* START Material for this exercise *

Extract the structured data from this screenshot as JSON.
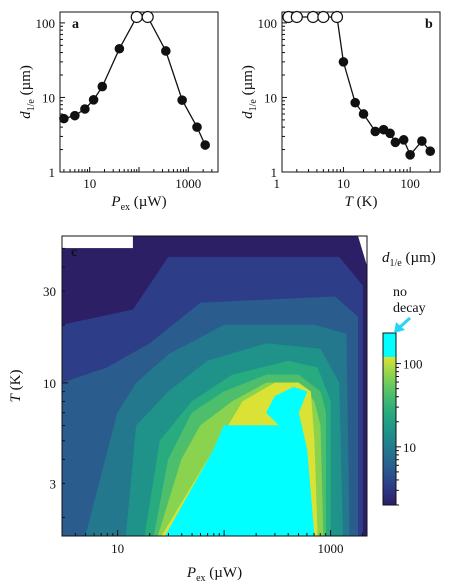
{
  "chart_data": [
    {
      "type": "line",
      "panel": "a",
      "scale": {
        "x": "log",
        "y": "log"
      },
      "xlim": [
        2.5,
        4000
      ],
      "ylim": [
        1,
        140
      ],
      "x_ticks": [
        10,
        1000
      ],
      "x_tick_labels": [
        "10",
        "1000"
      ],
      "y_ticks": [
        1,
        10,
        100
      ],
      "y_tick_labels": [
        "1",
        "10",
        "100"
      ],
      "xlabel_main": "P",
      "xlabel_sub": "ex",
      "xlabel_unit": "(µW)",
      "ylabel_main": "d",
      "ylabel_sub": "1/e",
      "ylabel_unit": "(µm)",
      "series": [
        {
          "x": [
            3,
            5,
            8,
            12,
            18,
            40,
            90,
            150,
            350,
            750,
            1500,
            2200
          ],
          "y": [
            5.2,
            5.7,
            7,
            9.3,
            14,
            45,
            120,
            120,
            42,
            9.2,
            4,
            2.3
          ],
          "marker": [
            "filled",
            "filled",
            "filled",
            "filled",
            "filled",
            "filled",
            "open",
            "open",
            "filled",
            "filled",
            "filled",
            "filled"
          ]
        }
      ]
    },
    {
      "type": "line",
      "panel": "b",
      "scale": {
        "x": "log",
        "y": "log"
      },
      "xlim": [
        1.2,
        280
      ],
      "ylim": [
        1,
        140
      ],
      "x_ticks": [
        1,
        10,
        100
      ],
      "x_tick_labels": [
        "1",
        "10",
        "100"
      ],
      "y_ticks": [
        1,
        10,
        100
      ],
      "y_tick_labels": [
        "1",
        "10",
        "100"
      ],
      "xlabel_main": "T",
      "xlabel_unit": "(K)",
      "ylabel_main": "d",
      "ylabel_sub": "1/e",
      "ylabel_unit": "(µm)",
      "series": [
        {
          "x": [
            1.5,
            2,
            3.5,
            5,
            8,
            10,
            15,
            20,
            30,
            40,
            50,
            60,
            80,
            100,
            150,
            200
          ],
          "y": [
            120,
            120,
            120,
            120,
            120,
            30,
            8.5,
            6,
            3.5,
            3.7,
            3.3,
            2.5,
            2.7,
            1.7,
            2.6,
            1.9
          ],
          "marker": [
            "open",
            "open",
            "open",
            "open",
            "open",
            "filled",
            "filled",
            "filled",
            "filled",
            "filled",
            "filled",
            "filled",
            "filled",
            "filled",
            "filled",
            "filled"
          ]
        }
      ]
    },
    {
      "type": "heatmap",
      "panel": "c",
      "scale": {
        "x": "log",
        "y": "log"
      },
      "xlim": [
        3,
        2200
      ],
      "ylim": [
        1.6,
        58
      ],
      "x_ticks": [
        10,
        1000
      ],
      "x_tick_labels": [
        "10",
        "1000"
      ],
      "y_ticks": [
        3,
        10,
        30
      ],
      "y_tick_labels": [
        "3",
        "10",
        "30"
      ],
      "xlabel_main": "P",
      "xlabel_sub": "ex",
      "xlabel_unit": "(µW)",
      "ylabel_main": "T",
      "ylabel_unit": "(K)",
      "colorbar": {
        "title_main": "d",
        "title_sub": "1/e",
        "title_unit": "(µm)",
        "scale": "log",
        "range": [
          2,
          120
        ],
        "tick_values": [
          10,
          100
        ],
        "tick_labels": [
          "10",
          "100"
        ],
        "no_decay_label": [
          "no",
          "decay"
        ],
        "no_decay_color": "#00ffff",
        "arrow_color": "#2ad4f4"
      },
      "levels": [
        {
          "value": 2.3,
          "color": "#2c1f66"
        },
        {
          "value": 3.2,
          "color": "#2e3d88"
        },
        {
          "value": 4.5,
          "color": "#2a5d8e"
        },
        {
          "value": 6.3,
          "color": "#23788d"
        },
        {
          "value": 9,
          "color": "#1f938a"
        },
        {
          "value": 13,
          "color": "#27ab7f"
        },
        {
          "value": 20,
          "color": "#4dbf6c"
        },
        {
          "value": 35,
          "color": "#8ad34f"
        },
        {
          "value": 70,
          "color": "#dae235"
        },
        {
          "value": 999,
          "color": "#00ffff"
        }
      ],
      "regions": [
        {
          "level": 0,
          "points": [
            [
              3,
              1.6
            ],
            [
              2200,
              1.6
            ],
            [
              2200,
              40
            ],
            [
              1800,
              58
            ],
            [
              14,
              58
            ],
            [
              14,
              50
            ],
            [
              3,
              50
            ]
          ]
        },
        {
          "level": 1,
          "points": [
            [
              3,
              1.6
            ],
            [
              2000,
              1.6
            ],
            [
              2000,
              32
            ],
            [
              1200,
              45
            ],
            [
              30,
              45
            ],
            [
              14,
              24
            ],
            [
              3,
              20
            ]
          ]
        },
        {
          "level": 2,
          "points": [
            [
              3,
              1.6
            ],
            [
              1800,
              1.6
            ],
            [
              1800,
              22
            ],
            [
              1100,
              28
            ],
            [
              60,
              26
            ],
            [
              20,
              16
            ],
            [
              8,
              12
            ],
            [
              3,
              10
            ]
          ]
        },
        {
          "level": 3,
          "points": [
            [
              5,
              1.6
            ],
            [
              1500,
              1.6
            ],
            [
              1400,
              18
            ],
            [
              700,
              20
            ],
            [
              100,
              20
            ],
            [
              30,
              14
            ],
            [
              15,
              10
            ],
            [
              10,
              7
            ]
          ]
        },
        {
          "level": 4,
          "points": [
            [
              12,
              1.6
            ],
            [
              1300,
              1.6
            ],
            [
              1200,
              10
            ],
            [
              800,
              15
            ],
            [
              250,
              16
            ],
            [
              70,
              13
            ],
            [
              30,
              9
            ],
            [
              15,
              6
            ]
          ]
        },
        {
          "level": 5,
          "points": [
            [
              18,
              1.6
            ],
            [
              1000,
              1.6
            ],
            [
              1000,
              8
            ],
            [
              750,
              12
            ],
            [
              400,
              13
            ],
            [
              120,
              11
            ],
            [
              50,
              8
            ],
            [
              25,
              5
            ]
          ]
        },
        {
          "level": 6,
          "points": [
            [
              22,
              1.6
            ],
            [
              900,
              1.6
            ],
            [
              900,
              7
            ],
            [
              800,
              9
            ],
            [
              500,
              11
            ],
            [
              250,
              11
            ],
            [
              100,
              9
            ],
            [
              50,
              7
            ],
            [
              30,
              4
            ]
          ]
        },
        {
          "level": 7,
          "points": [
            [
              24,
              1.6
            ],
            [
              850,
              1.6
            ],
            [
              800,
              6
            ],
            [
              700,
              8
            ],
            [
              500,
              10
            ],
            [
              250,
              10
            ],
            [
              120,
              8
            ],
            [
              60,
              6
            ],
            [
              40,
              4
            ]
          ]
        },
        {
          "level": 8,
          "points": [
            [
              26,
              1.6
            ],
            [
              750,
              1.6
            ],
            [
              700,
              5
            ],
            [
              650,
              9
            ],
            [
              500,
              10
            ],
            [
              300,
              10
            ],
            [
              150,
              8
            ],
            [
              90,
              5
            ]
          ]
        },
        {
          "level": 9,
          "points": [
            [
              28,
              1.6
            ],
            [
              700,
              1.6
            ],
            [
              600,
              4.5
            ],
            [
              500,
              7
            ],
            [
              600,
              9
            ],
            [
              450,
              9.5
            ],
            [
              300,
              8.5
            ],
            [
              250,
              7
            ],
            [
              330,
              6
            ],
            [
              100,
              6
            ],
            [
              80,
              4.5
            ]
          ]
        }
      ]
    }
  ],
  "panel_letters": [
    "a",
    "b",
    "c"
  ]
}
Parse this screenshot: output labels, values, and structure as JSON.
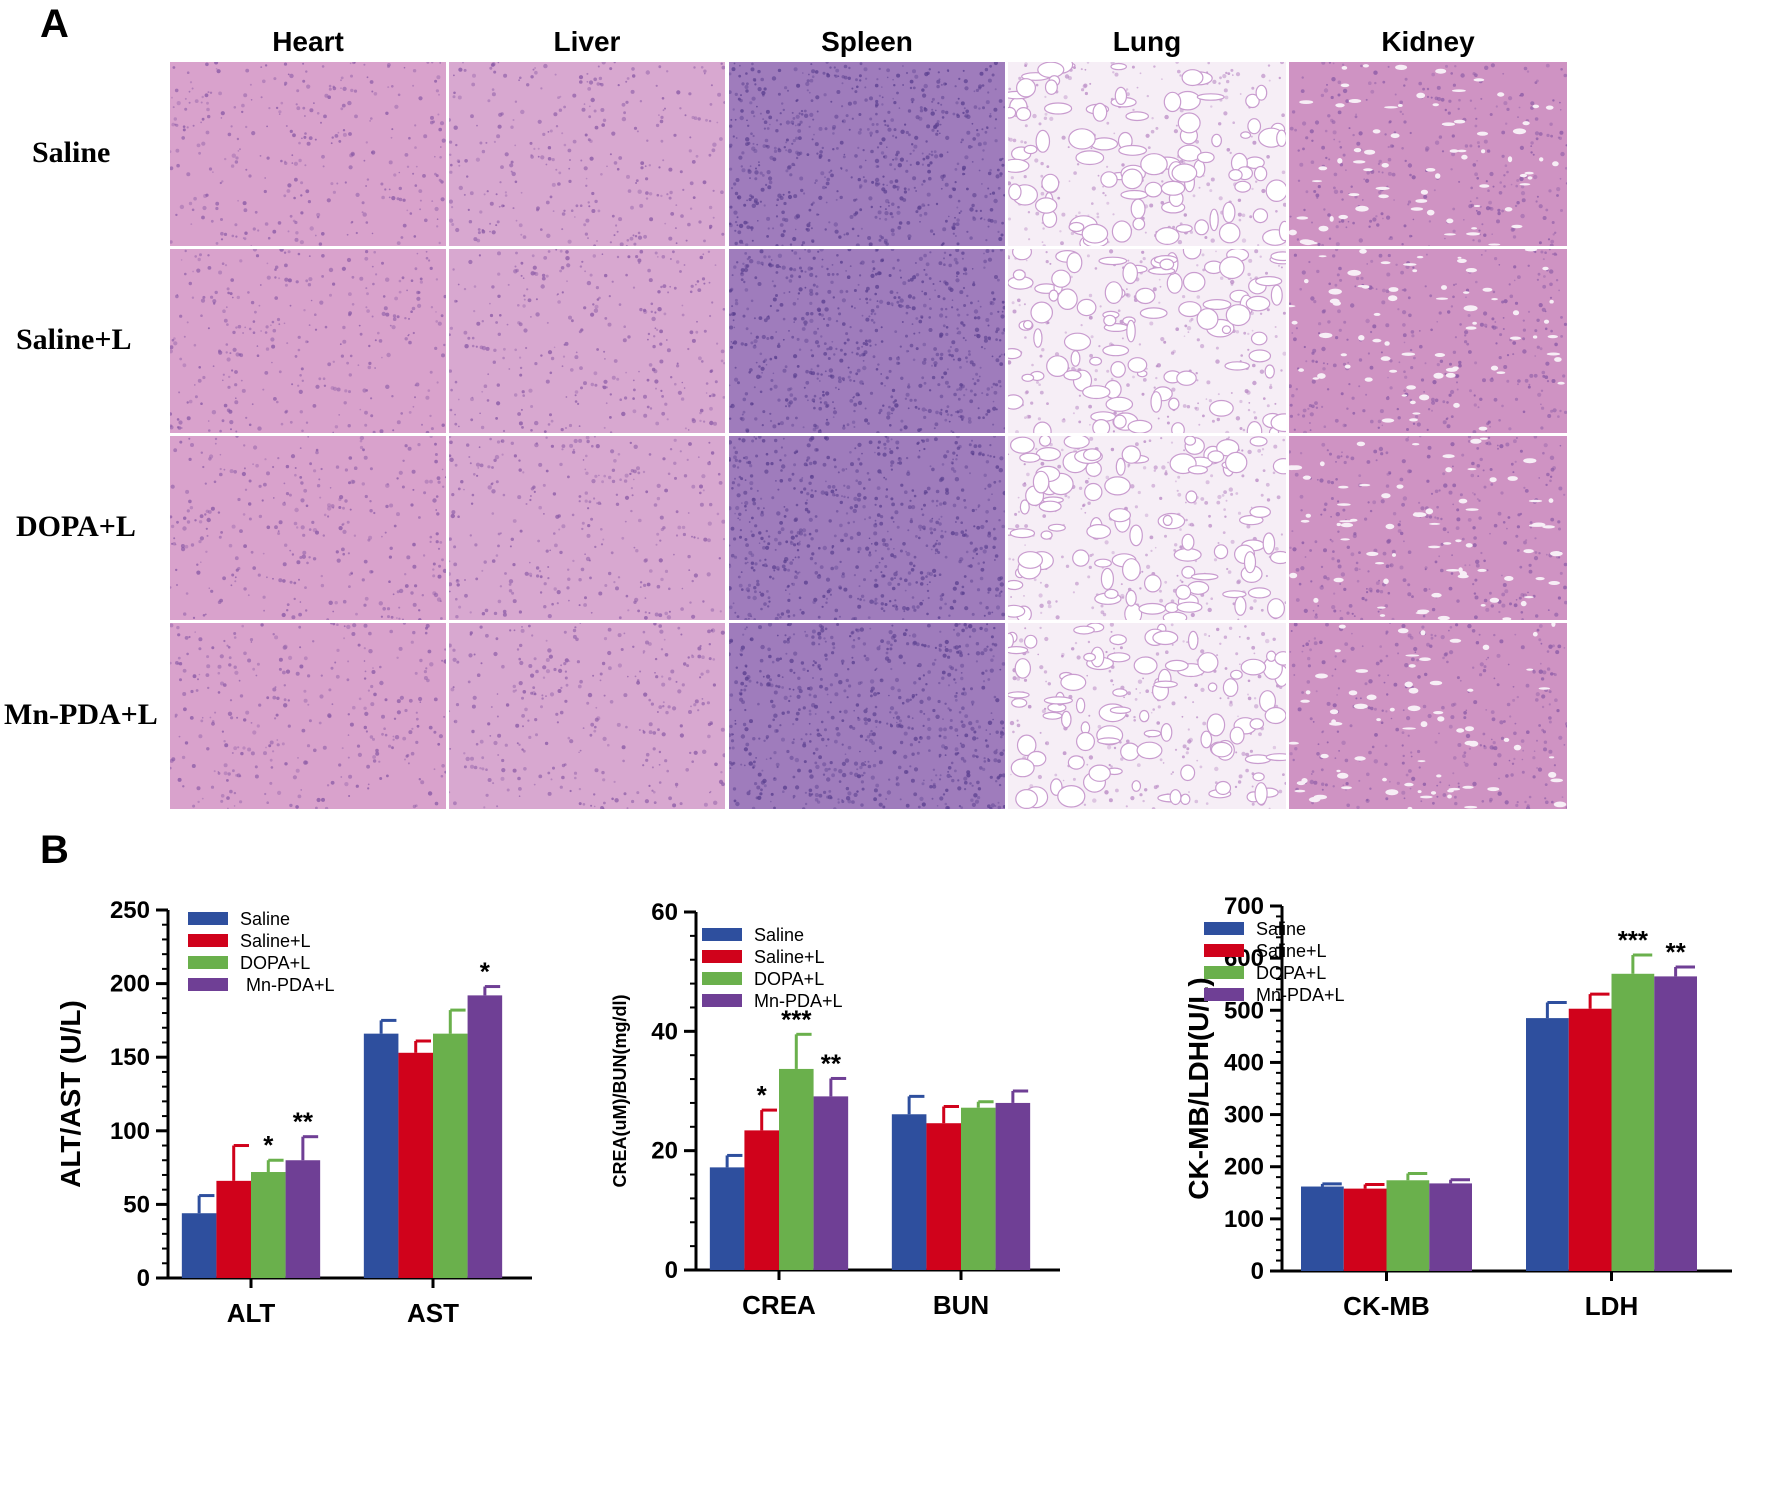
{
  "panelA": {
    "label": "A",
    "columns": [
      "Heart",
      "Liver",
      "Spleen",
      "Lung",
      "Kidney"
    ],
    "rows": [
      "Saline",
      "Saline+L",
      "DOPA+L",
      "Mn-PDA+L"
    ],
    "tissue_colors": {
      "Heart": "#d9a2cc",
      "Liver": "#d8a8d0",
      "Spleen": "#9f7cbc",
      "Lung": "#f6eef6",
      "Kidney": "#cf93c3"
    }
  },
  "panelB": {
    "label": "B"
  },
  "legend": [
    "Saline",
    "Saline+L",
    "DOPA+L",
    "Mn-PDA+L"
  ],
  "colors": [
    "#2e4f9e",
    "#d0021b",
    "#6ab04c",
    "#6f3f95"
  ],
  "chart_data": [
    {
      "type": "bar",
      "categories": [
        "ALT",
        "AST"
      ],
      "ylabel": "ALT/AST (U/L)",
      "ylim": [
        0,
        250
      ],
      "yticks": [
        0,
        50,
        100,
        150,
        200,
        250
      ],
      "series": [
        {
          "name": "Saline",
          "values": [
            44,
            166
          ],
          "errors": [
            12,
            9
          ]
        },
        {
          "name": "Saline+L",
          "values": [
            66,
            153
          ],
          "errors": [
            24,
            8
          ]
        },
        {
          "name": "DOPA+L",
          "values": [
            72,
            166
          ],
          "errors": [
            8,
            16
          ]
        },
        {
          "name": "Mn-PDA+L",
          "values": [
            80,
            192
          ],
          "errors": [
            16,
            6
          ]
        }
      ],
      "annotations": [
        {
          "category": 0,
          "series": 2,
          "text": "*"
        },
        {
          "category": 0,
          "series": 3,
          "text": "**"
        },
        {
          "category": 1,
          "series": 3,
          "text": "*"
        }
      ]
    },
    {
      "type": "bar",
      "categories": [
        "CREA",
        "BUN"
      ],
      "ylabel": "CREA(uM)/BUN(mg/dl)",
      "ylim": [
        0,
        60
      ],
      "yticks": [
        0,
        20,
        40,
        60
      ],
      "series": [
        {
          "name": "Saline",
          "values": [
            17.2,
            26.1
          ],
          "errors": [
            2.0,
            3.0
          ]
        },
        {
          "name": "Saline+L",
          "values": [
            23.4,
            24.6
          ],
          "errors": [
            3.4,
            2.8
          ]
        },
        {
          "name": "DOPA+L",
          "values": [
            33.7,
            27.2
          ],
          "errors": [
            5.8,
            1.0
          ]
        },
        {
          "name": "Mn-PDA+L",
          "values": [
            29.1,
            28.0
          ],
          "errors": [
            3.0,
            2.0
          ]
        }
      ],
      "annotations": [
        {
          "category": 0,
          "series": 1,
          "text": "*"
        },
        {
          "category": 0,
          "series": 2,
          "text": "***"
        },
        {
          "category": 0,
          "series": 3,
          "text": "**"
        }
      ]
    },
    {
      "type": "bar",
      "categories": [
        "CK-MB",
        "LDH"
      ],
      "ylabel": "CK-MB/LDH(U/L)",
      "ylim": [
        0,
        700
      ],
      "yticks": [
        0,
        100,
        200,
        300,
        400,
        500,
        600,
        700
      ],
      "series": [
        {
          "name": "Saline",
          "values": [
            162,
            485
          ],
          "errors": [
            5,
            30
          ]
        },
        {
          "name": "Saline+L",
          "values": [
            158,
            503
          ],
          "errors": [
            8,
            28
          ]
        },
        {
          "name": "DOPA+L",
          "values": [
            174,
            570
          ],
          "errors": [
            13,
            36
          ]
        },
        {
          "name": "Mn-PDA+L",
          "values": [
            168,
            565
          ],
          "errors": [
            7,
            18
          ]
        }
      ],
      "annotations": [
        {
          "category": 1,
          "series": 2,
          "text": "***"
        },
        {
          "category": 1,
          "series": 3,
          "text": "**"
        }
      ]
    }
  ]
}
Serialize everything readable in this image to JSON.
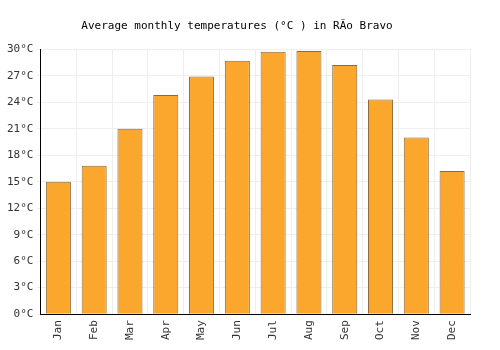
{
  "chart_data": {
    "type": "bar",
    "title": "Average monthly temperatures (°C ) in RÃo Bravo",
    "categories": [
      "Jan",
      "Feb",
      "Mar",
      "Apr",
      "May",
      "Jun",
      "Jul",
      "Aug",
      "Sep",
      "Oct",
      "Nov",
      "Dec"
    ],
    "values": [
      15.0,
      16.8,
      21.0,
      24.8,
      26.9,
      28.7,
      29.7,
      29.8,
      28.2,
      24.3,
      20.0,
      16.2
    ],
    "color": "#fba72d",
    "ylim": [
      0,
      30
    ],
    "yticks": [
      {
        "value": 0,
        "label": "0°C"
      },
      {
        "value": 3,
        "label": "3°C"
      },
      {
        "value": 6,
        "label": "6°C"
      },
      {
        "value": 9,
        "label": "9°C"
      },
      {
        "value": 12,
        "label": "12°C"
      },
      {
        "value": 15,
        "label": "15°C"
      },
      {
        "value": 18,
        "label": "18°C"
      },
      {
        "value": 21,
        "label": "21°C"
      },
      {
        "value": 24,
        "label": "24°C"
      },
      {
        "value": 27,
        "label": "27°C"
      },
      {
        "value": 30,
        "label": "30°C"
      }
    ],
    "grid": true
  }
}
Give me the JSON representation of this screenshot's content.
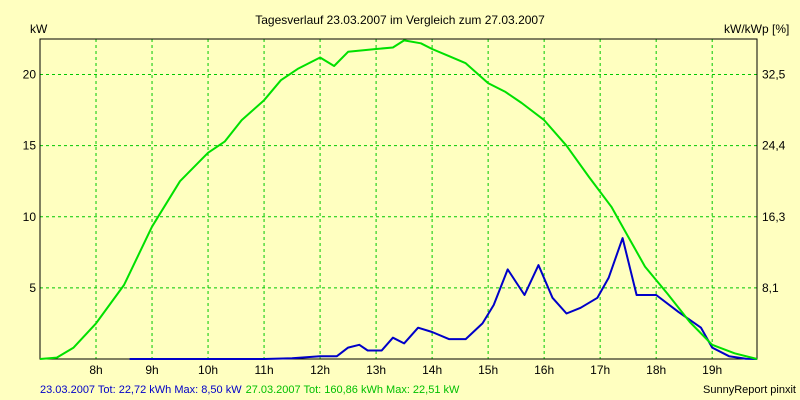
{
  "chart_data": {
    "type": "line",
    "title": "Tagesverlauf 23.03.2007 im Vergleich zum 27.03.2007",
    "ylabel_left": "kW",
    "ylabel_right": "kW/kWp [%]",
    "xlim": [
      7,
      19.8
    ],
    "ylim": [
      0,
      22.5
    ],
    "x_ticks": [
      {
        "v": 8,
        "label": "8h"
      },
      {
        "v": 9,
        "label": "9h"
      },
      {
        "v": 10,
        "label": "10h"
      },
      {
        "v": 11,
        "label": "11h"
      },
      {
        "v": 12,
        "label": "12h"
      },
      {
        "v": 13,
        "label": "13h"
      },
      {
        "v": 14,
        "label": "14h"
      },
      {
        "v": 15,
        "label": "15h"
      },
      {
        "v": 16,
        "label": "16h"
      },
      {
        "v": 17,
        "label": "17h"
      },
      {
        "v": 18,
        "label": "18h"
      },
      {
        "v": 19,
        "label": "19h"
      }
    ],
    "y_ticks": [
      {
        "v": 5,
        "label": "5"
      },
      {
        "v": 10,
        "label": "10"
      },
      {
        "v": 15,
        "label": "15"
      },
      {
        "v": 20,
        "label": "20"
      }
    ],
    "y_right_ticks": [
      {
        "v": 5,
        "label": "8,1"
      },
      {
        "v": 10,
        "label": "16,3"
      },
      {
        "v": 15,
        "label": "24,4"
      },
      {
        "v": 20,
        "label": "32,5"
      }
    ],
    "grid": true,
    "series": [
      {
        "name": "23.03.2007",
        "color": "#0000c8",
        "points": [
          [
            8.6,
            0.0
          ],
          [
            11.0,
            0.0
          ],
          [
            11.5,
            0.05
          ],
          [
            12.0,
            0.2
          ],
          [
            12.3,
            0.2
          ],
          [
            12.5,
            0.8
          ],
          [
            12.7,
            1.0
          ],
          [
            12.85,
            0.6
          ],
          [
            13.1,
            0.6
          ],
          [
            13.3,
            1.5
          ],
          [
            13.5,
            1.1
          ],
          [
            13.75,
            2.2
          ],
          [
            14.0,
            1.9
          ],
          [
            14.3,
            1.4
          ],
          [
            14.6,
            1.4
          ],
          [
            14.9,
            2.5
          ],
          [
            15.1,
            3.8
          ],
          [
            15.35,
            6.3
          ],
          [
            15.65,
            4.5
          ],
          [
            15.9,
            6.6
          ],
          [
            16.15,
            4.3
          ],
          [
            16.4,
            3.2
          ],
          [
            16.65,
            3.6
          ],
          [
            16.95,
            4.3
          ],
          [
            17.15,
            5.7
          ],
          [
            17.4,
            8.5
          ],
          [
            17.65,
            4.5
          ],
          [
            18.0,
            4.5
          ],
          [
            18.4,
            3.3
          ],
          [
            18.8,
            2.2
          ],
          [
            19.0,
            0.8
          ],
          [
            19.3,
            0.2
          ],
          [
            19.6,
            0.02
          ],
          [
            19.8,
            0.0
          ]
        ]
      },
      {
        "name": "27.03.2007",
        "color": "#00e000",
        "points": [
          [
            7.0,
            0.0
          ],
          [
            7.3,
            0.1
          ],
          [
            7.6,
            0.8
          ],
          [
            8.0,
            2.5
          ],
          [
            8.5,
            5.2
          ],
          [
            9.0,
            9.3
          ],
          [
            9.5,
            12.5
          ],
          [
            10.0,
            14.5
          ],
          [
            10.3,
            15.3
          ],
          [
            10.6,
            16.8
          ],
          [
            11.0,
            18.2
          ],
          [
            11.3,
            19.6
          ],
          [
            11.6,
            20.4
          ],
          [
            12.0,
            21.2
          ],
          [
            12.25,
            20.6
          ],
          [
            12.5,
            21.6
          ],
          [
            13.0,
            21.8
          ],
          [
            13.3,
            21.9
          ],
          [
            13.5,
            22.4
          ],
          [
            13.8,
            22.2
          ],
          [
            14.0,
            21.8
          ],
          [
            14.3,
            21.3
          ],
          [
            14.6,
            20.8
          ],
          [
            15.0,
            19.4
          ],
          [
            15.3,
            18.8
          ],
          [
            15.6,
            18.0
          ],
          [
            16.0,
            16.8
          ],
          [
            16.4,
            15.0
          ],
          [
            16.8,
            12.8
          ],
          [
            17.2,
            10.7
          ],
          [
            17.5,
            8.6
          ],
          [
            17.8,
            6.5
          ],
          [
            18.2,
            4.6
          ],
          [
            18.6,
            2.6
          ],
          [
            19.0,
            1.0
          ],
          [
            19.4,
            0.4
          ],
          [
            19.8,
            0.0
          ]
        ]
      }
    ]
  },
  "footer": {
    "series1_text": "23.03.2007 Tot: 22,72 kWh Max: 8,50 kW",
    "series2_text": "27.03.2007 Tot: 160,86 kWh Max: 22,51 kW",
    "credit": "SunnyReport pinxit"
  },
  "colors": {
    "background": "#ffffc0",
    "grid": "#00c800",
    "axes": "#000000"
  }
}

* END Material for this exercise *

__What the task requires__.
Find the lines holding "JSON" and list every one.

__Solution for this problem__.
Extract the structured data from this screenshot as JSON.
Parse this screenshot: output labels, values, and structure as JSON.
Serialize everything readable in this image to JSON.
Give me the JSON representation of this screenshot's content.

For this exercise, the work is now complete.